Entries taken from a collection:
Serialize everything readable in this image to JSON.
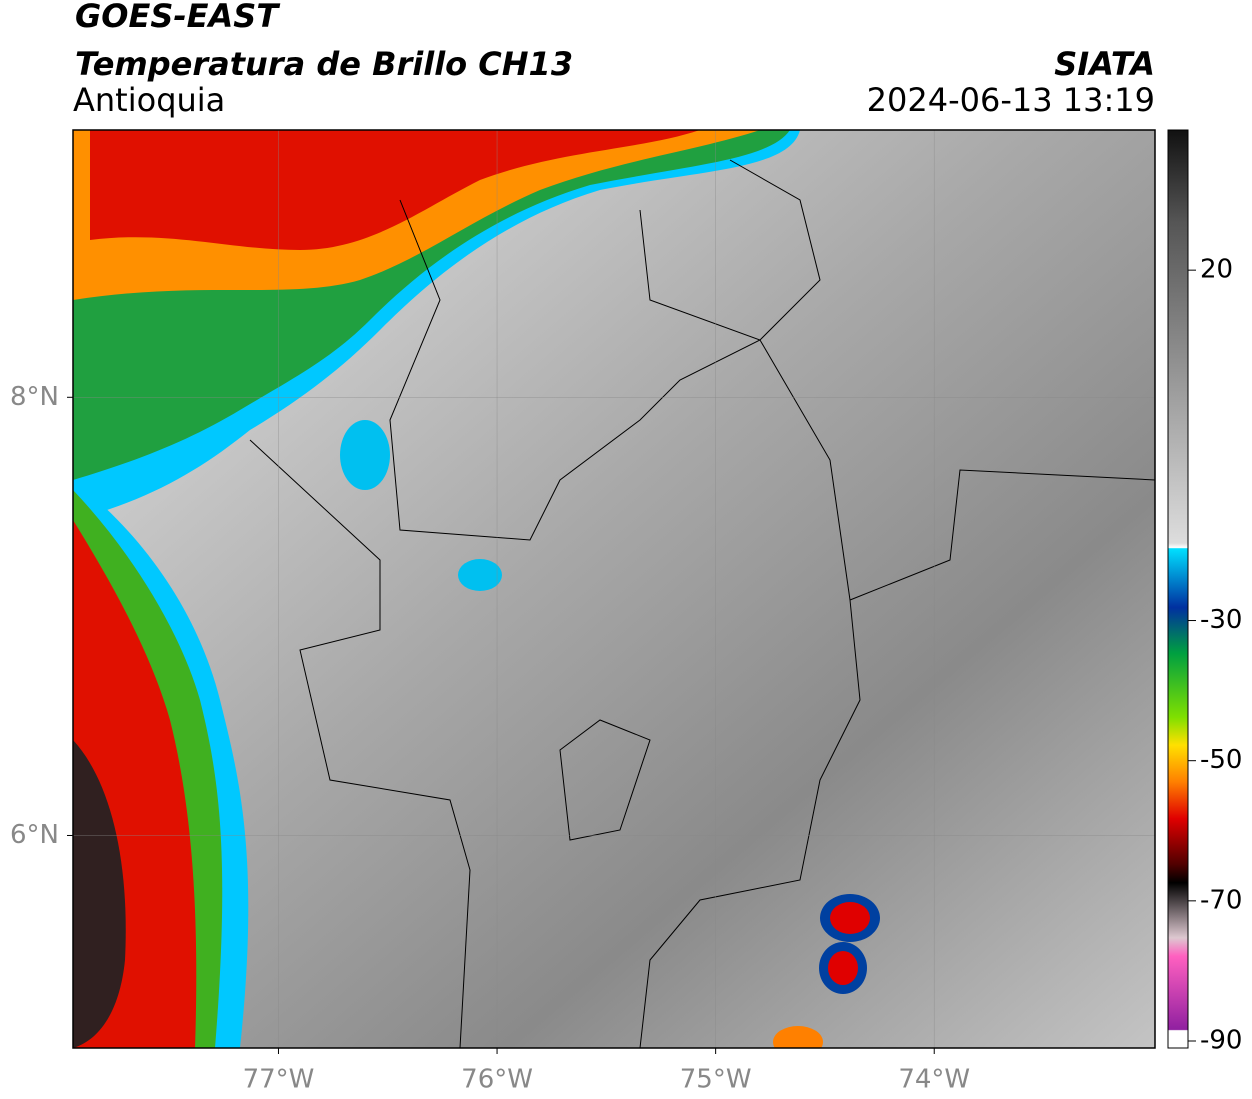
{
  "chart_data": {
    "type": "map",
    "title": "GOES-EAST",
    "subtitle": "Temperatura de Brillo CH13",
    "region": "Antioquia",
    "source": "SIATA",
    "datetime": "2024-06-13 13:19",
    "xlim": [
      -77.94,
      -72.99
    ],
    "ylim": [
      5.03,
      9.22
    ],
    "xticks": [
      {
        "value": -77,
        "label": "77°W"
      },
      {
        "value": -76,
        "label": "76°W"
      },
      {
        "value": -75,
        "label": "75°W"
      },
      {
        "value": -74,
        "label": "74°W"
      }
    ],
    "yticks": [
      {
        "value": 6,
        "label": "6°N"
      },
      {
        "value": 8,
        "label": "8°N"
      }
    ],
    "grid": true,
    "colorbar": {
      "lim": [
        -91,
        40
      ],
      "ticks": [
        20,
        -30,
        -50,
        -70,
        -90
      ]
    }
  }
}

...

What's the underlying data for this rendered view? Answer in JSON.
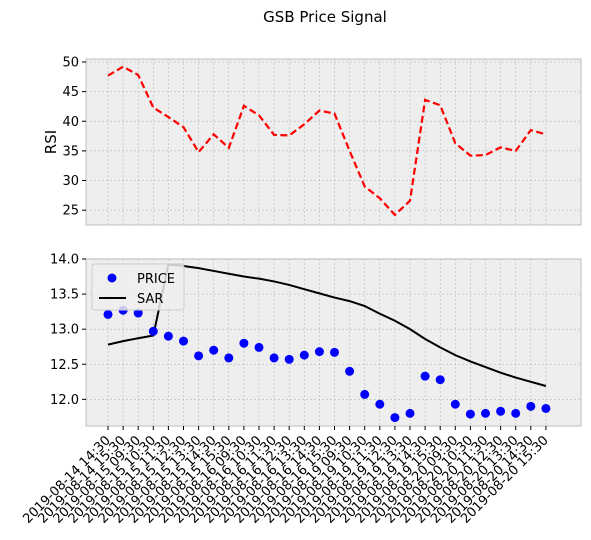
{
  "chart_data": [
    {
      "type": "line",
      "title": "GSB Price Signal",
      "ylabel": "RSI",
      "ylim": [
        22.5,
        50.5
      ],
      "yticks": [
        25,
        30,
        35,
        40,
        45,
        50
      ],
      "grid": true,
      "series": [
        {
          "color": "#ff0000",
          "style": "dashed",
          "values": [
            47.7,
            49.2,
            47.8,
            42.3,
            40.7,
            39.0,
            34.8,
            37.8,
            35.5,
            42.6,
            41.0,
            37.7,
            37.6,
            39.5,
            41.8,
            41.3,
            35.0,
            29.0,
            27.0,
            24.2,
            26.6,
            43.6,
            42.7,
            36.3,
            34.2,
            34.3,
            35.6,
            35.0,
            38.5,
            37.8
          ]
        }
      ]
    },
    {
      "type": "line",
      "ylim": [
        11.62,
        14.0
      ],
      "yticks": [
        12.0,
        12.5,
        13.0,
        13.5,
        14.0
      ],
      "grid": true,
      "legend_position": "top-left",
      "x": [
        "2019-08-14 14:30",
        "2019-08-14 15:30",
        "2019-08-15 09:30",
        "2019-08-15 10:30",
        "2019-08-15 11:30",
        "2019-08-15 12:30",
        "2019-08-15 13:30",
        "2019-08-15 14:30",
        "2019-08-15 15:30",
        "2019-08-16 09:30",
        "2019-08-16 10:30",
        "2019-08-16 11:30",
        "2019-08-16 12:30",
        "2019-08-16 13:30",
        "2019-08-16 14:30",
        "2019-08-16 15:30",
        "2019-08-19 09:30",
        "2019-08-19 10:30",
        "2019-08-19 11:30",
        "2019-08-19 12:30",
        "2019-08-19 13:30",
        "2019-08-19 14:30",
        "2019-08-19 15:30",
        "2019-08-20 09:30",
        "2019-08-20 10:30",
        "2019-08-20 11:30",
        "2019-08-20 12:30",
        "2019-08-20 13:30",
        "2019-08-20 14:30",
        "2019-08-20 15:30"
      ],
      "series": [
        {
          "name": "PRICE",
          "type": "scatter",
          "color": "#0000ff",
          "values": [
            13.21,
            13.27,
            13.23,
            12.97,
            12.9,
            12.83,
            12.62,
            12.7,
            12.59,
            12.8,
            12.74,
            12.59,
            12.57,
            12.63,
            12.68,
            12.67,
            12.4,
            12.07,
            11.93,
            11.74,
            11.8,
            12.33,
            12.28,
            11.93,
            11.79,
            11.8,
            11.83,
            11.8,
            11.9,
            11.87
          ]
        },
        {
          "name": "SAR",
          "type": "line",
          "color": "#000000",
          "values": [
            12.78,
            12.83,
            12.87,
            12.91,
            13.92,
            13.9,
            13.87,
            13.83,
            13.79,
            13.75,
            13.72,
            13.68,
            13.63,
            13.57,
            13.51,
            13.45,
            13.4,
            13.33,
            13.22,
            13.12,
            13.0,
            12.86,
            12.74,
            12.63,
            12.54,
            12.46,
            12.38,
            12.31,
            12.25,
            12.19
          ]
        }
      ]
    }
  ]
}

**WORK TO DO:** Using the listing above, list every line in which the string "this" occurs.

**COMPLETED TASK:**
Serialize everything readable in this image to JSON.
What's the underlying data for this rendered view? Answer in JSON.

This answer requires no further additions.